**Listed entries:**
--------

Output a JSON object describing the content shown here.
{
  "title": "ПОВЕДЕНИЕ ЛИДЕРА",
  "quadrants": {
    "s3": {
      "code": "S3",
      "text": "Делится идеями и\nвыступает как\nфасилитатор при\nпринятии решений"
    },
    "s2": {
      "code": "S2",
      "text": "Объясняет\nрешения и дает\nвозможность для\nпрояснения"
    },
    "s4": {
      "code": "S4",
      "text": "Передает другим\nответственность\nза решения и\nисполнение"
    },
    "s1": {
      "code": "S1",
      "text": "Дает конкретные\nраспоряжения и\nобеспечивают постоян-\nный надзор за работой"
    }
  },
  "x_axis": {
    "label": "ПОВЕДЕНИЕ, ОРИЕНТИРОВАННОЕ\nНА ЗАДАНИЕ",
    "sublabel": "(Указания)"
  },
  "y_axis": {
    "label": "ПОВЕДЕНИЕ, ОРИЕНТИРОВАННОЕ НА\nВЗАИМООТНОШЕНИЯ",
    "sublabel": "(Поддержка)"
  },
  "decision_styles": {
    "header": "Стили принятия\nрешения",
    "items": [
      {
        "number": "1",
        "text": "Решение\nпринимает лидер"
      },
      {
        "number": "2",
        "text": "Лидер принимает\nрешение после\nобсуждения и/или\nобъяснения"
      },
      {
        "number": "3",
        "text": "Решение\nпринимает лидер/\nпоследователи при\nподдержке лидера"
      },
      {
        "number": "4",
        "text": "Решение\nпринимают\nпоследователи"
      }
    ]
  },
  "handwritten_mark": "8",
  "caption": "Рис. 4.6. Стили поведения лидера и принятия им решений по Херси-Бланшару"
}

--------

Using the listing above, please repeat every entry exactly.

**Task response:**
Output a JSON object describing the content shown here.
{
  "title": "ПОВЕДЕНИЕ ЛИДЕРА",
  "quadrants": {
    "s3": {
      "code": "S3",
      "text": "Делится идеями и\nвыступает как\nфасилитатор при\nпринятии решений"
    },
    "s2": {
      "code": "S2",
      "text": "Объясняет\nрешения и дает\nвозможность для\nпрояснения"
    },
    "s4": {
      "code": "S4",
      "text": "Передает другим\nответственность\nза решения и\nисполнение"
    },
    "s1": {
      "code": "S1",
      "text": "Дает конкретные\nраспоряжения и\nобеспечивают постоян-\nный надзор за работой"
    }
  },
  "x_axis": {
    "label": "ПОВЕДЕНИЕ, ОРИЕНТИРОВАННОЕ\nНА ЗАДАНИЕ",
    "sublabel": "(Указания)"
  },
  "y_axis": {
    "label": "ПОВЕДЕНИЕ, ОРИЕНТИРОВАННОЕ НА\nВЗАИМООТНОШЕНИЯ",
    "sublabel": "(Поддержка)"
  },
  "decision_styles": {
    "header": "Стили принятия\nрешения",
    "items": [
      {
        "number": "1",
        "text": "Решение\nпринимает лидер"
      },
      {
        "number": "2",
        "text": "Лидер принимает\nрешение после\nобсуждения и/или\nобъяснения"
      },
      {
        "number": "3",
        "text": "Решение\nпринимает лидер/\nпоследователи при\nподдержке лидера"
      },
      {
        "number": "4",
        "text": "Решение\nпринимают\nпоследователи"
      }
    ]
  },
  "handwritten_mark": "8",
  "caption": "Рис. 4.6. Стили поведения лидера и принятия им решений по Херси-Бланшару"
}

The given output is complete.